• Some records
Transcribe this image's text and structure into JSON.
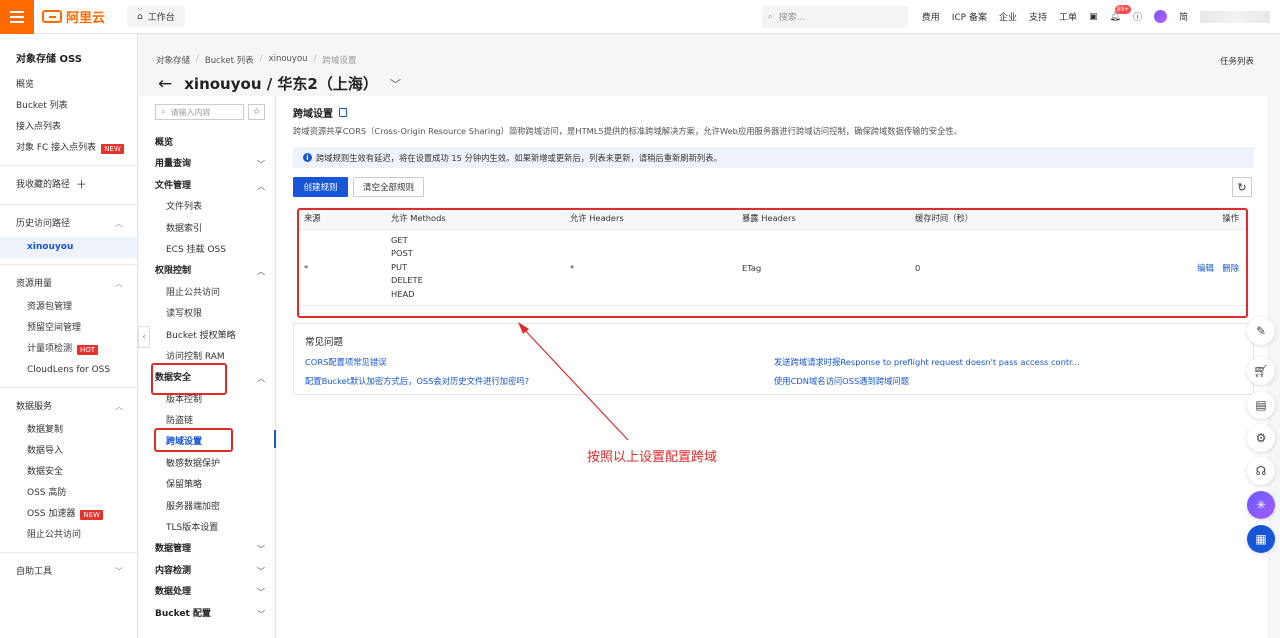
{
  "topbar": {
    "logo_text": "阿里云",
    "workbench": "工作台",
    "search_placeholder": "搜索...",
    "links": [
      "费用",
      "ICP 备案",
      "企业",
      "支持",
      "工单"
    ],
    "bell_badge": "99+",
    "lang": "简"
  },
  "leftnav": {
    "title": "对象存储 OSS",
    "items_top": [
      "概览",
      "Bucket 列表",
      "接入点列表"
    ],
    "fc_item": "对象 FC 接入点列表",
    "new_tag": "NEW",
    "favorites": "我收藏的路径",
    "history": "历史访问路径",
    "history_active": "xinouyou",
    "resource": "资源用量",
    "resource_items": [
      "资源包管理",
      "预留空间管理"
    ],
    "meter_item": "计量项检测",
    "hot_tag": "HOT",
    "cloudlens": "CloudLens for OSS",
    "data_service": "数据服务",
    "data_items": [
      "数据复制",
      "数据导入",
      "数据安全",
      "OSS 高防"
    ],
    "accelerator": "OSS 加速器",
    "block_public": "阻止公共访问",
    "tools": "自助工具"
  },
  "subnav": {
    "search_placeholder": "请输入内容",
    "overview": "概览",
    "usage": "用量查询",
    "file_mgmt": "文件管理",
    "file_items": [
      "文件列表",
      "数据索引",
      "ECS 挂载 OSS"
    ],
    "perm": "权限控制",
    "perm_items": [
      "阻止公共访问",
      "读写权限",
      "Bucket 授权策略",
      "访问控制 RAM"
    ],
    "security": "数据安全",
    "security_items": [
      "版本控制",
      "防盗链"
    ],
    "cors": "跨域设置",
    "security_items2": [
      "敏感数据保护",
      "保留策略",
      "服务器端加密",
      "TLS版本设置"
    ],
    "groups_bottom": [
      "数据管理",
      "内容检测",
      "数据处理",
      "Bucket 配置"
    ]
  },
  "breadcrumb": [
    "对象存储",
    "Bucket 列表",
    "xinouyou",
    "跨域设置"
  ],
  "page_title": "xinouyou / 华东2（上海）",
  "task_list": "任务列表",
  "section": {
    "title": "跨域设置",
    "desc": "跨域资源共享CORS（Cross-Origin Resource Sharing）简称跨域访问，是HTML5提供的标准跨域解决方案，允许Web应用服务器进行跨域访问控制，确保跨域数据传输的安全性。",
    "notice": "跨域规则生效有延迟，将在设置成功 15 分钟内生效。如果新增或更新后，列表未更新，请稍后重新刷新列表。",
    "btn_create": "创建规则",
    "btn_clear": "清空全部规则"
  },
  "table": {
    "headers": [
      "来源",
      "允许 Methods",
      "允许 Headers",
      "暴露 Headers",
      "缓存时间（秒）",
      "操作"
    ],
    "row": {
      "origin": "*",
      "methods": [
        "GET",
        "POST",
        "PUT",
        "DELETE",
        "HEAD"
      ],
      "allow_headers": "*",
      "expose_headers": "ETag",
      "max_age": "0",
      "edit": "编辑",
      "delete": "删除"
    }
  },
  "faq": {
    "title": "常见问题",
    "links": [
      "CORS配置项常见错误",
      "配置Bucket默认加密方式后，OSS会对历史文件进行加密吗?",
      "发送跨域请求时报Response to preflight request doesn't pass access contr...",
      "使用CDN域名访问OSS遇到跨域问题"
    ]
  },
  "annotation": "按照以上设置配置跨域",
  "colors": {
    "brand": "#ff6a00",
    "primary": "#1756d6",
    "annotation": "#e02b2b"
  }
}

• The task
The data above needs to be retyped exactly, with the images left out.

• Response below
Transcribe this image's text and structure into JSON.
{
  "topbar": {
    "logo_text": "阿里云",
    "workbench": "工作台",
    "search_placeholder": "搜索...",
    "links": [
      "费用",
      "ICP 备案",
      "企业",
      "支持",
      "工单"
    ],
    "bell_badge": "99+",
    "lang": "简"
  },
  "leftnav": {
    "title": "对象存储 OSS",
    "items_top": [
      "概览",
      "Bucket 列表",
      "接入点列表"
    ],
    "fc_item": "对象 FC 接入点列表",
    "new_tag": "NEW",
    "favorites": "我收藏的路径",
    "history": "历史访问路径",
    "history_active": "xinouyou",
    "resource": "资源用量",
    "resource_items": [
      "资源包管理",
      "预留空间管理"
    ],
    "meter_item": "计量项检测",
    "hot_tag": "HOT",
    "cloudlens": "CloudLens for OSS",
    "data_service": "数据服务",
    "data_items": [
      "数据复制",
      "数据导入",
      "数据安全",
      "OSS 高防"
    ],
    "accelerator": "OSS 加速器",
    "block_public": "阻止公共访问",
    "tools": "自助工具"
  },
  "subnav": {
    "search_placeholder": "请输入内容",
    "overview": "概览",
    "usage": "用量查询",
    "file_mgmt": "文件管理",
    "file_items": [
      "文件列表",
      "数据索引",
      "ECS 挂载 OSS"
    ],
    "perm": "权限控制",
    "perm_items": [
      "阻止公共访问",
      "读写权限",
      "Bucket 授权策略",
      "访问控制 RAM"
    ],
    "security": "数据安全",
    "security_items": [
      "版本控制",
      "防盗链"
    ],
    "cors": "跨域设置",
    "security_items2": [
      "敏感数据保护",
      "保留策略",
      "服务器端加密",
      "TLS版本设置"
    ],
    "groups_bottom": [
      "数据管理",
      "内容检测",
      "数据处理",
      "Bucket 配置"
    ]
  },
  "breadcrumb": [
    "对象存储",
    "Bucket 列表",
    "xinouyou",
    "跨域设置"
  ],
  "page_title": "xinouyou / 华东2（上海）",
  "task_list": "任务列表",
  "section": {
    "title": "跨域设置",
    "desc": "跨域资源共享CORS（Cross-Origin Resource Sharing）简称跨域访问，是HTML5提供的标准跨域解决方案，允许Web应用服务器进行跨域访问控制，确保跨域数据传输的安全性。",
    "notice": "跨域规则生效有延迟，将在设置成功 15 分钟内生效。如果新增或更新后，列表未更新，请稍后重新刷新列表。",
    "btn_create": "创建规则",
    "btn_clear": "清空全部规则"
  },
  "table": {
    "headers": [
      "来源",
      "允许 Methods",
      "允许 Headers",
      "暴露 Headers",
      "缓存时间（秒）",
      "操作"
    ],
    "row": {
      "origin": "*",
      "methods": [
        "GET",
        "POST",
        "PUT",
        "DELETE",
        "HEAD"
      ],
      "allow_headers": "*",
      "expose_headers": "ETag",
      "max_age": "0",
      "edit": "编辑",
      "delete": "删除"
    }
  },
  "faq": {
    "title": "常见问题",
    "links": [
      "CORS配置项常见错误",
      "配置Bucket默认加密方式后，OSS会对历史文件进行加密吗?",
      "发送跨域请求时报Response to preflight request doesn't pass access contr...",
      "使用CDN域名访问OSS遇到跨域问题"
    ]
  },
  "annotation": "按照以上设置配置跨域",
  "colors": {
    "brand": "#ff6a00",
    "primary": "#1756d6",
    "annotation": "#e02b2b"
  }
}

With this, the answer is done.